__Source passage__
The company originally had four cement plants in pre-independence years, two of which were affected by the partition. The remaining two plants in India were operated as Dalmia Cement in Tamil Nadu and OCL India Limited in Orissa.Today, the company has three cement plants, located in Tamil Nadu and Andhra Pradesh with a combined capacity of 9 mtpa. It also has a 45.4 per cent strategic investment in OCL India, formerly Orissa Cements Limited, which has a capacity of 5.3 mtpa.
The year 2009 was a landmark year for Dalmia Cement. During this year, the company increased the number of cement plants from one to three and the capacity from 4 mtpa to 9 mtpa by adding two green-field plants. At present, it has three cement plants, two in Tamil Nadu at Dalmiapuram and Ariyalur, and one in Andhra Pradesh at Kadapa. The Dalmiapuram plant, 40 km from Trichy, was the company’s first cement plant set up in Tamil Nadu. In 1951, the plant had two kilns, one of 250 tpd of semi-dry single pass based process and the other of 508 tpd, based on wet-dry process. Since then, the plant has been completely modernised, and by the year 2007, its capacity increased to 4 mtpa, making it the largest cement plant in Tamil Nadu. With Kadapa plant in Andhra Pradesh, the company increased its footprint in south India. The company acquired the Hyderabad-based Eswar Cements Pvt Ltd and in April 2007, it was merged with Dalmia Cement.

Commissioned in March 2009, the Kadapa plant is equipped with the latest technology and equipment like Robolab, which collects samples at each stage of manufacturing and calibrates the equipment to attain the desired output. The plant’s technological highlights include – variable voltage frequency drives (VVFDs) and dust control system, among others. The plant with a capacity of 2.5 mtpa, has set a new benchmark in emission norms and energy efficiency.

Ariyalur plant, the company’s second in Tamil Nadu and third cement plant in all, is strategically located at Thamaraikulam, 40 km from the Dalmiapuram plant. Located amidst a limestone rich belt, it was commissioned during the year 2009 with a capacity of 2.5 mtpa. This plant is also equipped with advanced technologies such as Robolab, VVFD and dust control system.

__Provided data__
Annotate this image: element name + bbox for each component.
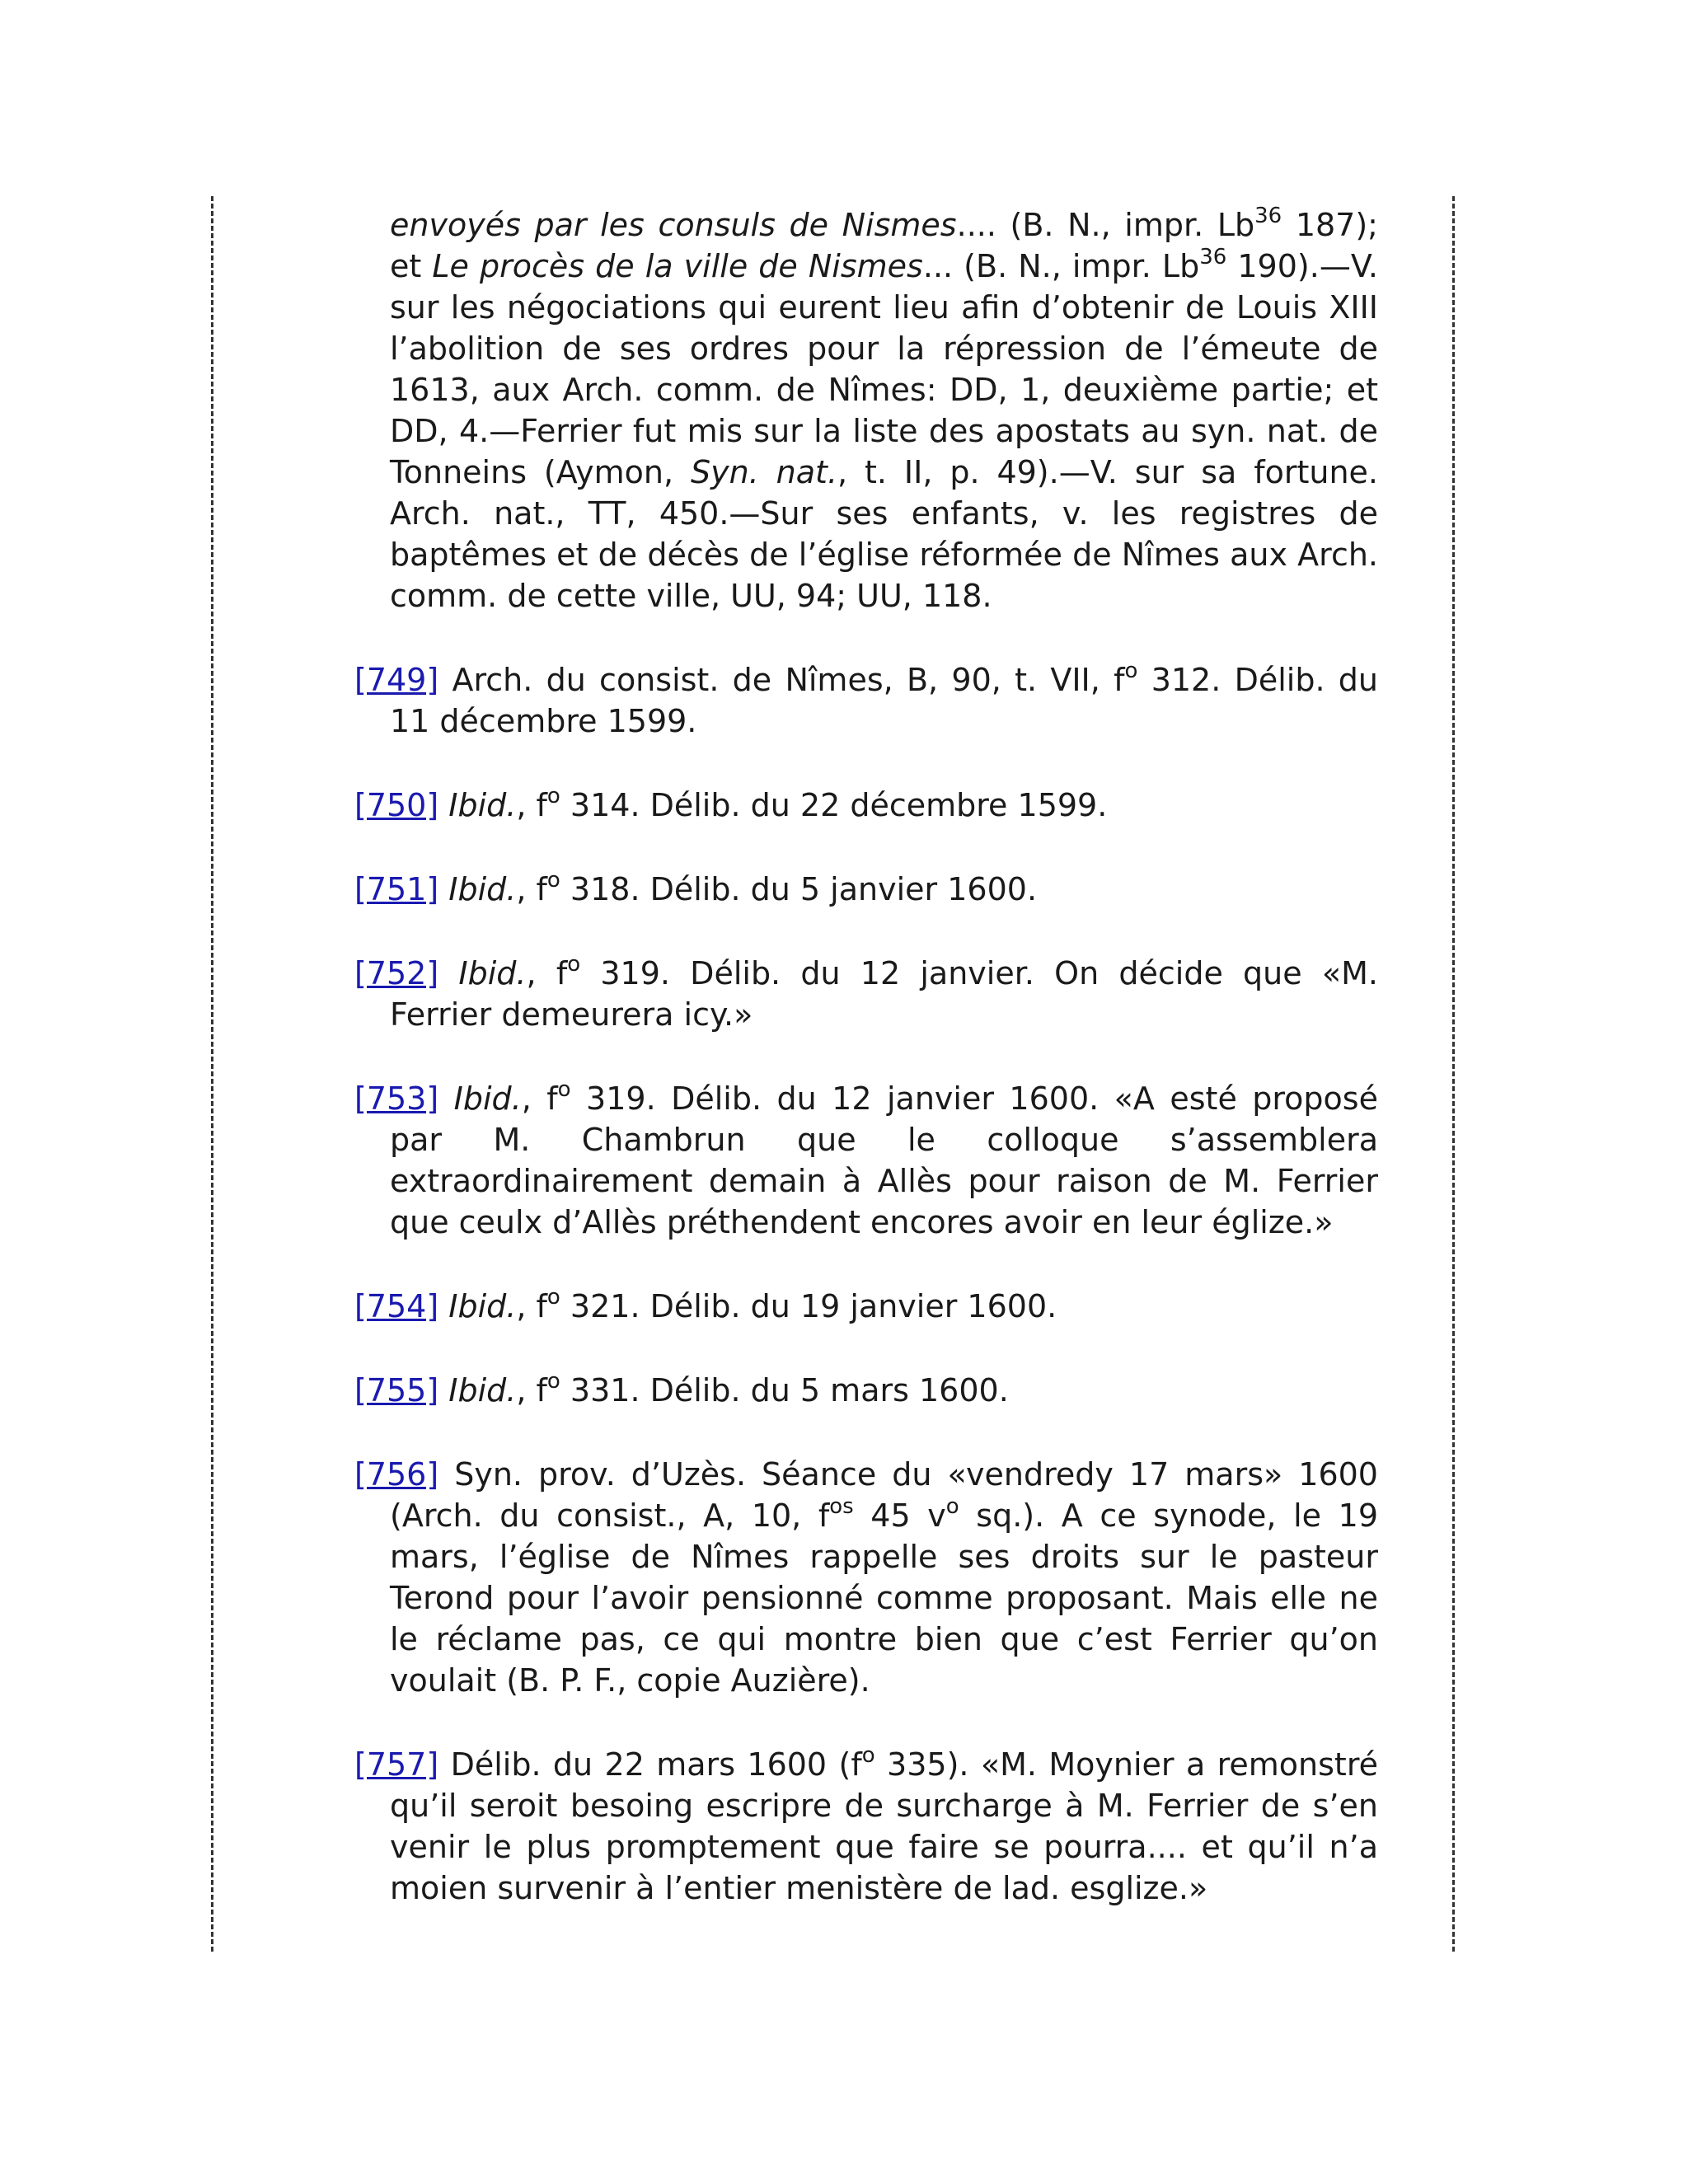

__Given task 1__
List every cement plant that the Dalmia Cement passage says the company currently operates, and give the state each one is in.
__Given task 2__
Quote the Dalmia Cement passage from "Ariyalur plant, the" to "dust control system.", inclusive.
Use only the Dalmia Cement passage to respond, not the data.

__Final answer 1__
- Dalmiapuram: Tamil Nadu
- Ariyalur (at Thamaraikulam): Tamil Nadu
- Kadapa: Andhra Pradesh

__Final answer 2__
Ariyalur plant, the company’s second in Tamil Nadu and third cement plant in all, is strategically located at Thamaraikulam, 40 km from the Dalmiapuram plant. Located amidst a limestone rich belt, it was commissioned during the year 2009 with a capacity of 2.5 mtpa. This plant is also equipped with advanced technologies such as Robolab, VVFD and dust control system.